** START Material for this exercise **
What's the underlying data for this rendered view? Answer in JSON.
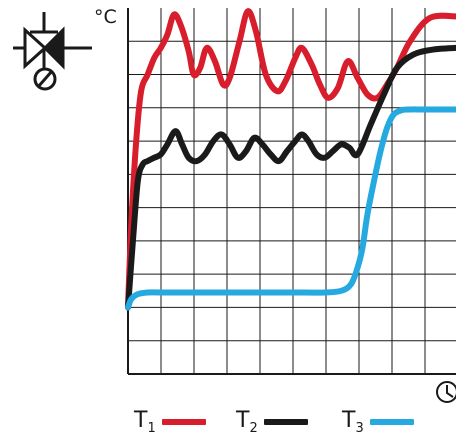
{
  "chart_data": {
    "type": "line",
    "ylabel": "°C",
    "xlabel_icon": "clock-icon",
    "x_range": [
      0,
      10
    ],
    "y_range": [
      0,
      11
    ],
    "grid": true,
    "legend_placement": "bottom",
    "series": [
      {
        "name": "T",
        "subscript": "1",
        "color": "#d81e2c",
        "x": [
          0,
          0.1,
          0.25,
          0.4,
          0.6,
          0.8,
          1.0,
          1.2,
          1.4,
          1.6,
          1.85,
          2.0,
          2.2,
          2.4,
          2.65,
          2.9,
          3.1,
          3.4,
          3.65,
          3.9,
          4.2,
          4.55,
          4.8,
          5.1,
          5.3,
          5.6,
          5.85,
          6.1,
          6.4,
          6.7,
          7.0,
          7.3,
          7.6,
          7.9,
          8.2,
          8.6,
          9.2,
          10.0
        ],
        "y": [
          2.0,
          4.5,
          7.0,
          8.5,
          9.0,
          9.5,
          9.8,
          10.2,
          10.8,
          10.5,
          9.7,
          9.0,
          9.2,
          9.8,
          9.4,
          8.7,
          8.9,
          10.0,
          10.9,
          10.3,
          9.0,
          8.5,
          8.8,
          9.5,
          9.8,
          9.3,
          8.7,
          8.3,
          8.6,
          9.4,
          8.9,
          8.4,
          8.3,
          8.7,
          9.2,
          10.0,
          10.7,
          10.75
        ]
      },
      {
        "name": "T",
        "subscript": "2",
        "color": "#1a1a1a",
        "x": [
          0,
          0.15,
          0.3,
          0.45,
          0.6,
          0.8,
          1.0,
          1.2,
          1.45,
          1.65,
          1.85,
          2.1,
          2.35,
          2.6,
          2.85,
          3.1,
          3.35,
          3.6,
          3.85,
          4.1,
          4.35,
          4.6,
          4.85,
          5.1,
          5.3,
          5.5,
          5.75,
          6.0,
          6.25,
          6.5,
          6.75,
          7.0,
          7.4,
          7.8,
          8.2,
          8.7,
          9.3,
          10.0
        ],
        "y": [
          2.0,
          4.0,
          5.8,
          6.3,
          6.4,
          6.5,
          6.6,
          6.9,
          7.3,
          6.9,
          6.5,
          6.4,
          6.6,
          7.0,
          7.2,
          6.9,
          6.5,
          6.7,
          7.1,
          6.9,
          6.6,
          6.4,
          6.7,
          7.0,
          7.2,
          7.0,
          6.6,
          6.5,
          6.7,
          6.9,
          6.8,
          6.6,
          7.5,
          8.4,
          9.2,
          9.6,
          9.75,
          9.8
        ]
      },
      {
        "name": "T",
        "subscript": "3",
        "color": "#26a9e0",
        "x": [
          0,
          0.1,
          0.3,
          0.6,
          1.0,
          2.0,
          3.0,
          4.0,
          5.0,
          6.0,
          6.5,
          6.8,
          7.0,
          7.15,
          7.3,
          7.5,
          7.7,
          7.9,
          8.1,
          8.35,
          8.6,
          9.0,
          9.5,
          10.0
        ],
        "y": [
          2.0,
          2.25,
          2.4,
          2.45,
          2.45,
          2.45,
          2.45,
          2.45,
          2.45,
          2.45,
          2.5,
          2.7,
          3.2,
          3.8,
          4.8,
          5.8,
          6.7,
          7.4,
          7.8,
          7.93,
          7.95,
          7.95,
          7.95,
          7.95
        ]
      }
    ]
  }
}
** END Material for this exercise **
### Aim of the task
Working from the entries above, return all lines that contain "color".

### Solution
        "color": "#d81e2c",
        "color": "#1a1a1a",
        "color": "#26a9e0",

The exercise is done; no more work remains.